**Direction**
Search the material for the string "role", then return every line where it is found.

**Task material**
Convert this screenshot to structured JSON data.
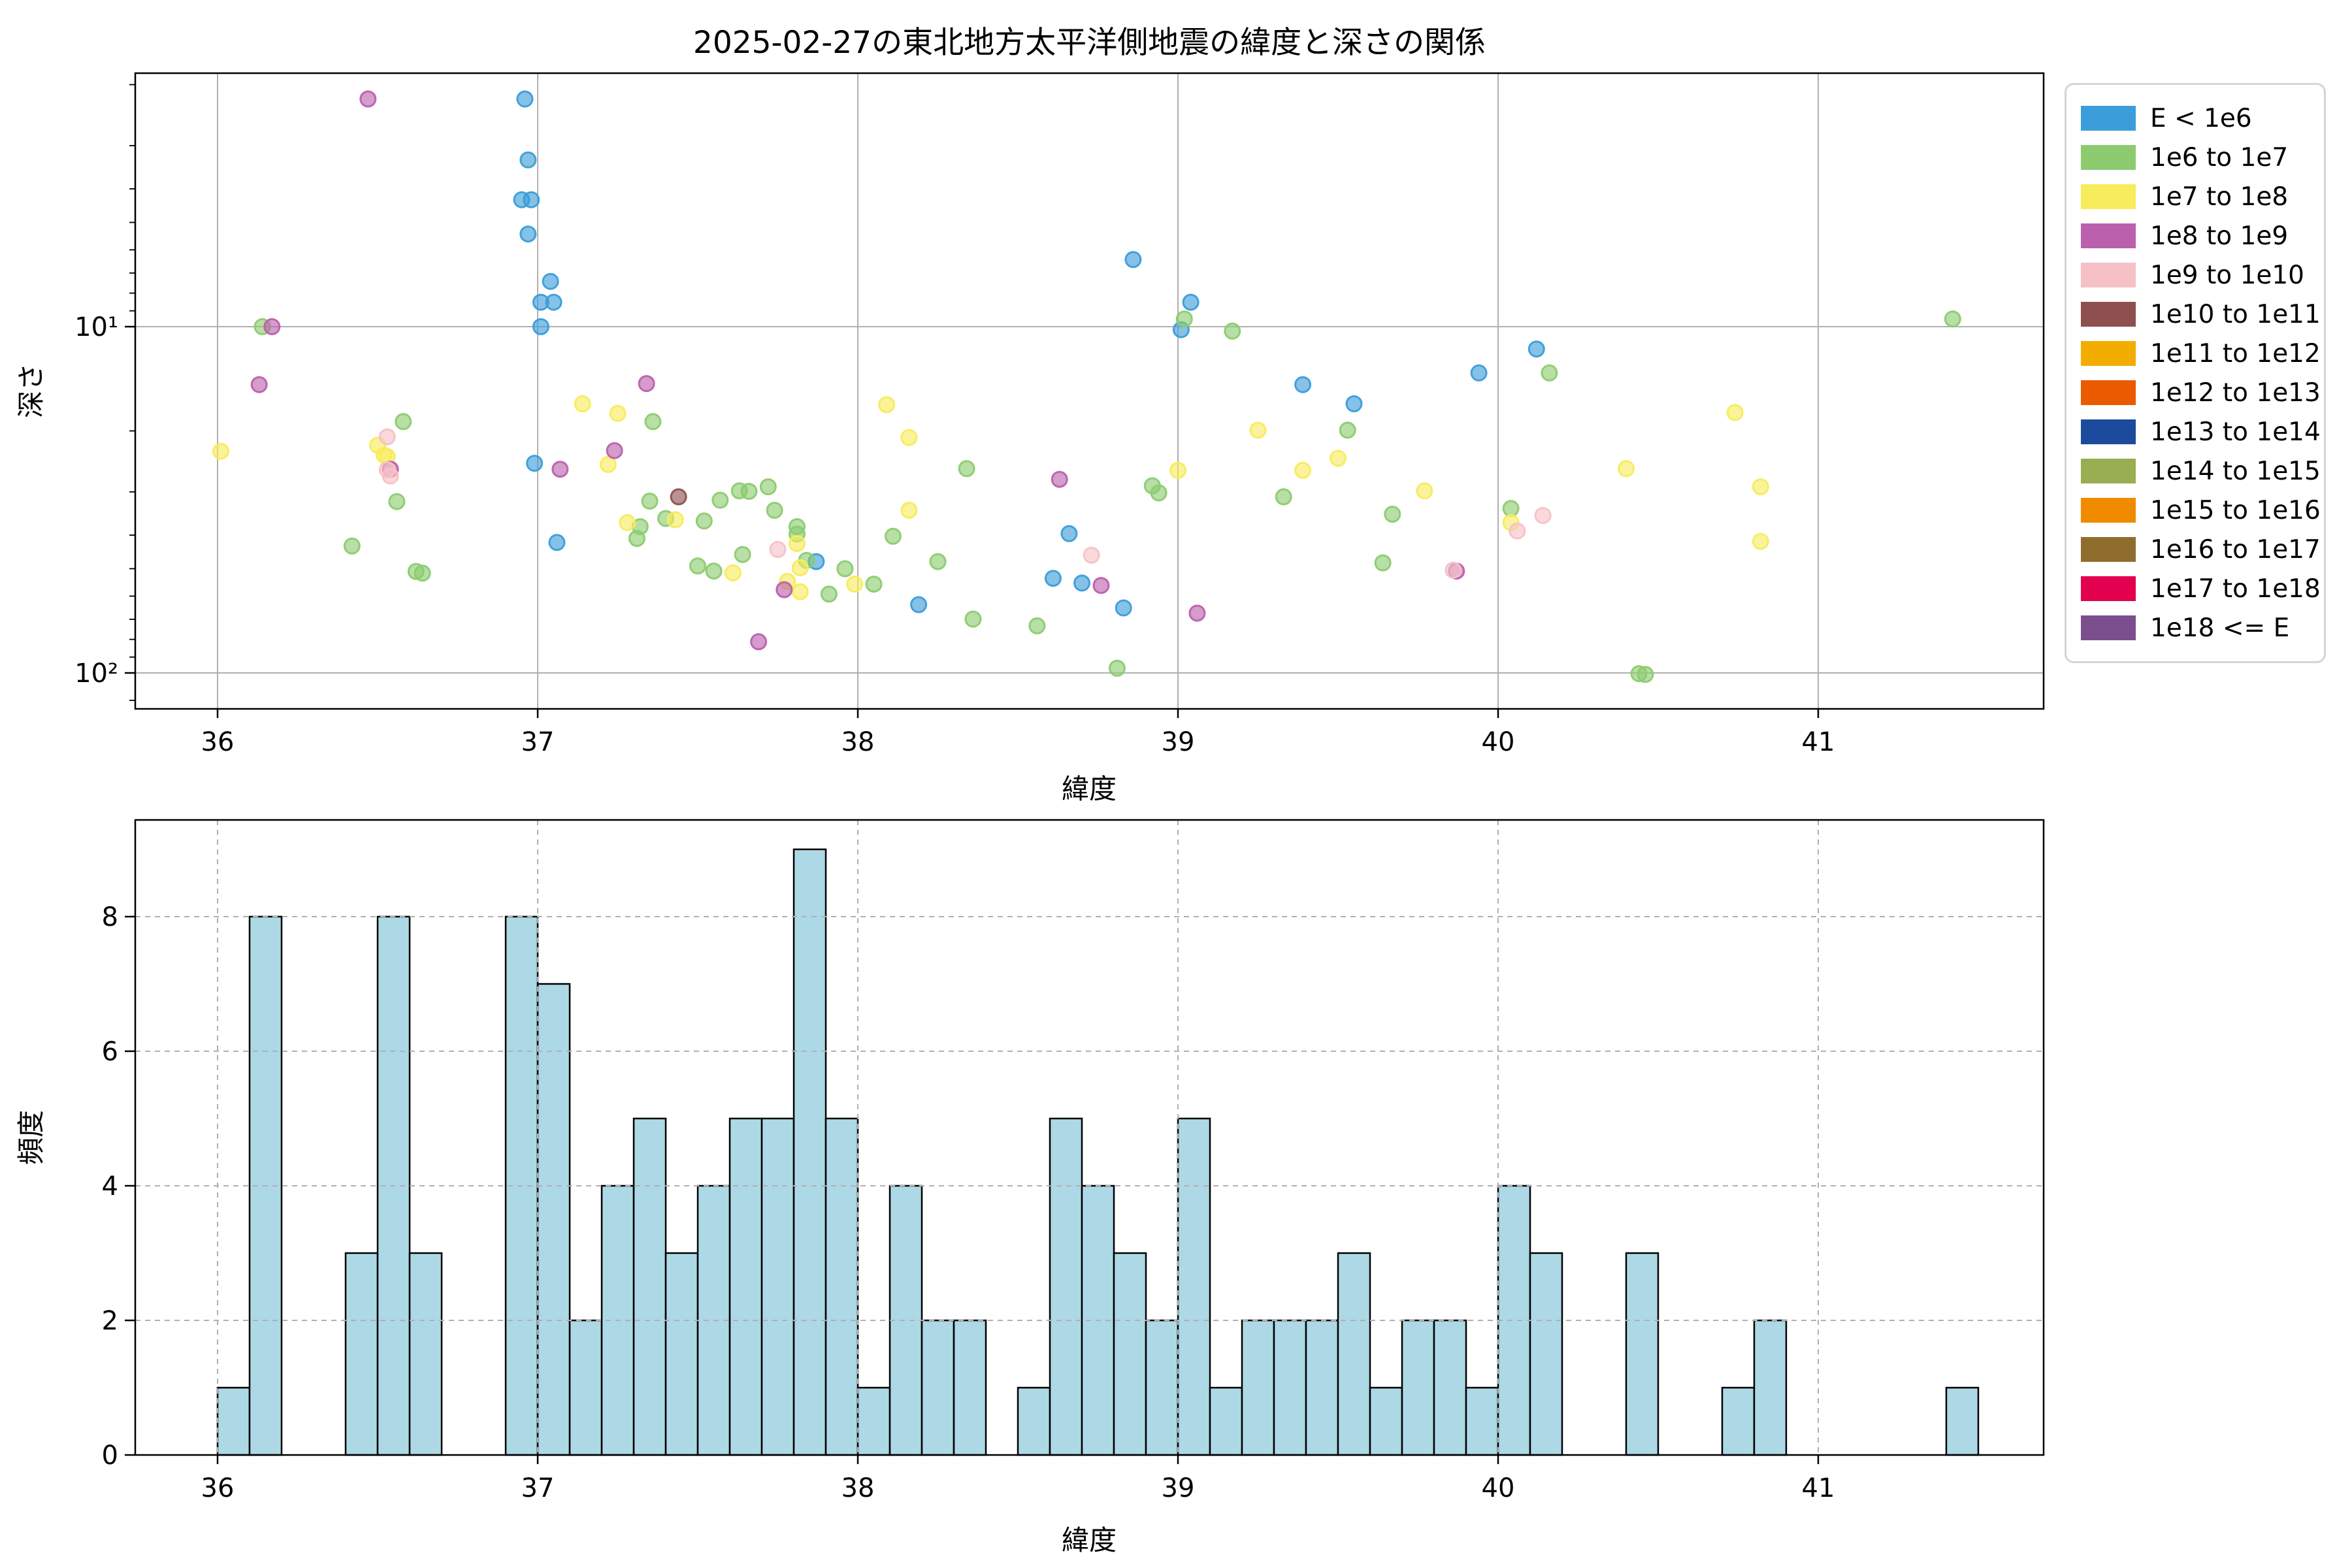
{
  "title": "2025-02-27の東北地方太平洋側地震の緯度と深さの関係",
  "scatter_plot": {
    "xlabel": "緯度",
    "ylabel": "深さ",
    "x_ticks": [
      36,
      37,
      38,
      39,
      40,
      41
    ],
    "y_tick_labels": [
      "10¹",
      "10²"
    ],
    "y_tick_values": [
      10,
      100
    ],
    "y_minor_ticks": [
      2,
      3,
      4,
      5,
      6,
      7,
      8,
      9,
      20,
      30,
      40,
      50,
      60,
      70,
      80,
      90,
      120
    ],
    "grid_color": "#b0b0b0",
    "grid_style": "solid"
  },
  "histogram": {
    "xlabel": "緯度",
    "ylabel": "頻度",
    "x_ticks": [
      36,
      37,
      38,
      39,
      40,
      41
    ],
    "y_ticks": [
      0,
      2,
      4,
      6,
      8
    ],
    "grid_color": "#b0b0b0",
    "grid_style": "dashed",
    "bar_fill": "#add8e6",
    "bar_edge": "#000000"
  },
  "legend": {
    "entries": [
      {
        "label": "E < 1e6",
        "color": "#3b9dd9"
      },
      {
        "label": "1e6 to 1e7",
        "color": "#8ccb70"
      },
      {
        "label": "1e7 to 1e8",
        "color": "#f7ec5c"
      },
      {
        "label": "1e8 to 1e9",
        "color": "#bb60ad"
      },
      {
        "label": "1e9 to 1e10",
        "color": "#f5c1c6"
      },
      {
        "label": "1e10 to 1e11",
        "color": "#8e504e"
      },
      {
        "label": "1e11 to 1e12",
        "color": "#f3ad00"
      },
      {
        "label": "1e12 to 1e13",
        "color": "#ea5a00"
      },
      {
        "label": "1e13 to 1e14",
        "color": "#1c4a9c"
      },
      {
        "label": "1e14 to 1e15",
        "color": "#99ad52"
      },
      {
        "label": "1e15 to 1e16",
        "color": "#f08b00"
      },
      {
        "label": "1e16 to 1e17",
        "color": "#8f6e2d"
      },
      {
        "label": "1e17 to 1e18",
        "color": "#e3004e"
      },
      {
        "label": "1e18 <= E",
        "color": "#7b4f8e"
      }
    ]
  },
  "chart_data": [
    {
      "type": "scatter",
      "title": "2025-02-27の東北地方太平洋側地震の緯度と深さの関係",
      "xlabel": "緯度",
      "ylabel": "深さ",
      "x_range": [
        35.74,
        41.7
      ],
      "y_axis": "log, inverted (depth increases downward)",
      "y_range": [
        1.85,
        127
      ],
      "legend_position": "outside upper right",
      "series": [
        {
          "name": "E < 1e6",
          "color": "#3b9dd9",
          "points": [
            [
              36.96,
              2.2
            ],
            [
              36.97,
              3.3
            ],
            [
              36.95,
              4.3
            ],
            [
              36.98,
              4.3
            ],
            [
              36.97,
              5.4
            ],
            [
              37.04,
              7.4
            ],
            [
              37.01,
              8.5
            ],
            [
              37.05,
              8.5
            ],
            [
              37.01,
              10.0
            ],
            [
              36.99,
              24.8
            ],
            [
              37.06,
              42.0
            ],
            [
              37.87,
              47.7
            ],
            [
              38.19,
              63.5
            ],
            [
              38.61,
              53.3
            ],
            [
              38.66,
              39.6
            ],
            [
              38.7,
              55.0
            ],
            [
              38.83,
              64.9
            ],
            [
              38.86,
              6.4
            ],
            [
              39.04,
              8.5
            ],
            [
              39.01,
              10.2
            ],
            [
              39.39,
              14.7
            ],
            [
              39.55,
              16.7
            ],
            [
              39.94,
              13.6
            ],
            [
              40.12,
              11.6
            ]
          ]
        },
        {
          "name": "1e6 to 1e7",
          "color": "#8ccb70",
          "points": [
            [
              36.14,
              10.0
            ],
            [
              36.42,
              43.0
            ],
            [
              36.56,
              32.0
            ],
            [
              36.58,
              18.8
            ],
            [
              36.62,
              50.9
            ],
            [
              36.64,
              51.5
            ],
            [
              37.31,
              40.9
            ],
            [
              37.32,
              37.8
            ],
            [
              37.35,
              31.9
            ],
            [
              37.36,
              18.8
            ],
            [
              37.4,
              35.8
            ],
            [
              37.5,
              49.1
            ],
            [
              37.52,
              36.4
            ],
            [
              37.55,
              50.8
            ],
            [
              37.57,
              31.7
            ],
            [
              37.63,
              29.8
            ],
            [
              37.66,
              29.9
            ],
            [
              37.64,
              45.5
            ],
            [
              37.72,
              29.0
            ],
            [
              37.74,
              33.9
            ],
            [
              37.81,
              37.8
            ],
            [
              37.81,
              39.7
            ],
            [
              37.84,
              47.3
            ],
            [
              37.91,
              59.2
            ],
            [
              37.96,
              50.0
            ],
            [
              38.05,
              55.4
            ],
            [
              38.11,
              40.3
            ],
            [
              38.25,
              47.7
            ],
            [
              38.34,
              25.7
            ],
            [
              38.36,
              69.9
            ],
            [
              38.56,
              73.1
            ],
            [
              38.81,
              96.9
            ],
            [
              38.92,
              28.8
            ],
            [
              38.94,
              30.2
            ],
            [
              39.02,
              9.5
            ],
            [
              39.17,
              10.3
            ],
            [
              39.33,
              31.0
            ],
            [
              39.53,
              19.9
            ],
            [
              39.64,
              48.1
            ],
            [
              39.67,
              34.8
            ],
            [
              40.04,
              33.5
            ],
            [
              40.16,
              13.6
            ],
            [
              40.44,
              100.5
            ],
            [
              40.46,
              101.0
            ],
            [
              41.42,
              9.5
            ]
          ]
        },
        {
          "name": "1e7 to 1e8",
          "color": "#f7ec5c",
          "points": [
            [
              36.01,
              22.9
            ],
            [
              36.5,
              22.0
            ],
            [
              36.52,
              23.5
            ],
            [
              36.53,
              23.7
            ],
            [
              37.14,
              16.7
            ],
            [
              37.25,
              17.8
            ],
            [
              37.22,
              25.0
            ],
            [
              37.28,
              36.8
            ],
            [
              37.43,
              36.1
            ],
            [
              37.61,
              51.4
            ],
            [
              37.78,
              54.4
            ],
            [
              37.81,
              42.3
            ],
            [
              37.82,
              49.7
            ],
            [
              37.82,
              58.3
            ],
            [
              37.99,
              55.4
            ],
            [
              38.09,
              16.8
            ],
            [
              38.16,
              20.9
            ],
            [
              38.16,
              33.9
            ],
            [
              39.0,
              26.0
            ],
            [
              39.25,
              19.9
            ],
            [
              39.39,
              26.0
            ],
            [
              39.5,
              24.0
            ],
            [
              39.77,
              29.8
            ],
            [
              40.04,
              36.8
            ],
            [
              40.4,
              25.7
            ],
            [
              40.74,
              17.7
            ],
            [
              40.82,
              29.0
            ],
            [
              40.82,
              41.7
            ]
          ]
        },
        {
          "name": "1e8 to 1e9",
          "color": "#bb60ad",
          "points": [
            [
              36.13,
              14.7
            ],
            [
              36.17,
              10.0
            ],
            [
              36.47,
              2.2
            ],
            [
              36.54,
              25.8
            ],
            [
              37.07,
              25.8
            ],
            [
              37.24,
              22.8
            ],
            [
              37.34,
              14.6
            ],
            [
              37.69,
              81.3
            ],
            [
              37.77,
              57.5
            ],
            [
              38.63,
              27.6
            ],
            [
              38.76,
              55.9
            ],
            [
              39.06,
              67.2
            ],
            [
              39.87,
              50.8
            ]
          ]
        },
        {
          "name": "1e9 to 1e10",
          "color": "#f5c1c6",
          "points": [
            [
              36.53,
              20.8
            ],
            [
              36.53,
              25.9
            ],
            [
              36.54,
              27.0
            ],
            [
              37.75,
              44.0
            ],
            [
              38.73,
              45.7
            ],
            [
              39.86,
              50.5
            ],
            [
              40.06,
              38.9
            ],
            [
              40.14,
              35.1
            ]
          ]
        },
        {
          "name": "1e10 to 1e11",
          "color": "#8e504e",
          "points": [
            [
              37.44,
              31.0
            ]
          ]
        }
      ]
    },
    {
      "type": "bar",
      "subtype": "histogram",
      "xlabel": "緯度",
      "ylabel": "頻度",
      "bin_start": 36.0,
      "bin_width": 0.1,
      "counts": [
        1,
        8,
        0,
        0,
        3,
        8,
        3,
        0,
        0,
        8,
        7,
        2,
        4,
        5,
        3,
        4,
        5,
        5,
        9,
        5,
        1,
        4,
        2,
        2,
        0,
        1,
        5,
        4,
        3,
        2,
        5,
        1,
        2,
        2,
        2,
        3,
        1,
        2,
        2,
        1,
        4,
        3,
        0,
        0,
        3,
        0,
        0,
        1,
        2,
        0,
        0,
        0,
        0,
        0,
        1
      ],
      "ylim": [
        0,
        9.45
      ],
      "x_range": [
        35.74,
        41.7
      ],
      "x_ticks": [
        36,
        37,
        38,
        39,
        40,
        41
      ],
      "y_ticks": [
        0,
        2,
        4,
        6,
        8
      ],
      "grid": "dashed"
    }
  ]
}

---

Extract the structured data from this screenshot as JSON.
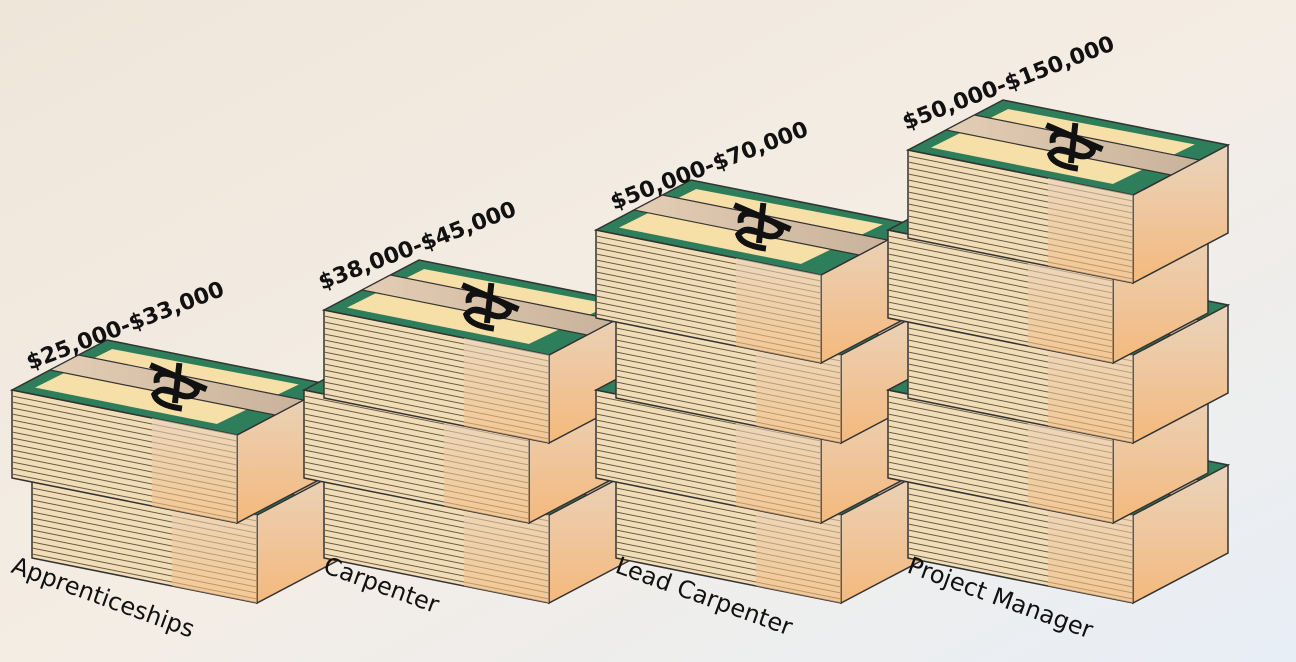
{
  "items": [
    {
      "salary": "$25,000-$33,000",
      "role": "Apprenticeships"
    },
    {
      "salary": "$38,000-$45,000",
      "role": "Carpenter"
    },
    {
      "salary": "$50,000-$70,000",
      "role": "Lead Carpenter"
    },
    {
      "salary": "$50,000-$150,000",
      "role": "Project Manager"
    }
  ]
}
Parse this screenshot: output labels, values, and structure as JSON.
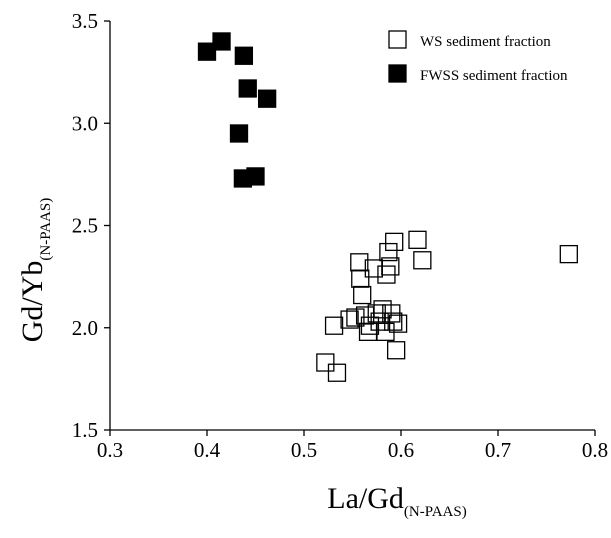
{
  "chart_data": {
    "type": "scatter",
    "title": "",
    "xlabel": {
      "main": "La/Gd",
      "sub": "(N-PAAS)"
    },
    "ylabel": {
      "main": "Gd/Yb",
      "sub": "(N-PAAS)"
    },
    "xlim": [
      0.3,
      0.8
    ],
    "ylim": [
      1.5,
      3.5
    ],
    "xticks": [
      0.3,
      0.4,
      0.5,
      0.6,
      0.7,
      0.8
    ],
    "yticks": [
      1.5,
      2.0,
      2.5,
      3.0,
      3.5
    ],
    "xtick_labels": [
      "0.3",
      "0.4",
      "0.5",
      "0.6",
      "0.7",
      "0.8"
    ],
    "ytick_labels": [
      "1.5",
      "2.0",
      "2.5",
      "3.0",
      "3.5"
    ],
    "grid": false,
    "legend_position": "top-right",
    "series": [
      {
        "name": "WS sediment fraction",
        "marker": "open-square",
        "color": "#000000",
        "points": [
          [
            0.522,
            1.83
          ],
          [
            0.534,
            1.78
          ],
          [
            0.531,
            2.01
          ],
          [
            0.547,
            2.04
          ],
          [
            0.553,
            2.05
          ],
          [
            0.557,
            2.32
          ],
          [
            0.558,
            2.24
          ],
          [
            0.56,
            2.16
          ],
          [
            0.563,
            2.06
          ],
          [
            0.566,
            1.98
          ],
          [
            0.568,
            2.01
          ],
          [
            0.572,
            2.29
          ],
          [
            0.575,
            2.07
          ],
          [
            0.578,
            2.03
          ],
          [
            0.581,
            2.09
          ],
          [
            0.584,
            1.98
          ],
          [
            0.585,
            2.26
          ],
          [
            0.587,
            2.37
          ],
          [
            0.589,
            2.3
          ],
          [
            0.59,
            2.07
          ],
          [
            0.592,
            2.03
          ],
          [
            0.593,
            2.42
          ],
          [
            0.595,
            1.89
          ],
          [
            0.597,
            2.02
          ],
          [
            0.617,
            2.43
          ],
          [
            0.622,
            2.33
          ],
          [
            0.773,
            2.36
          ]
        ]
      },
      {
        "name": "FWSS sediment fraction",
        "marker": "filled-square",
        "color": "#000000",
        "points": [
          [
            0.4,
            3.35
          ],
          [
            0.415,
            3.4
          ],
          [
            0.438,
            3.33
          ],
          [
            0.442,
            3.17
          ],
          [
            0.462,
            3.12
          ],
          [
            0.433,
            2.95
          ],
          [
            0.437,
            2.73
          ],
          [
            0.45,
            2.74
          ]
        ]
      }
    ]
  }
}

**Solution to this exercise**
      "role": "Apprenticeships"
      "role": "Carpenter"
      "role": "Lead Carpenter"
      "role": "Project Manager"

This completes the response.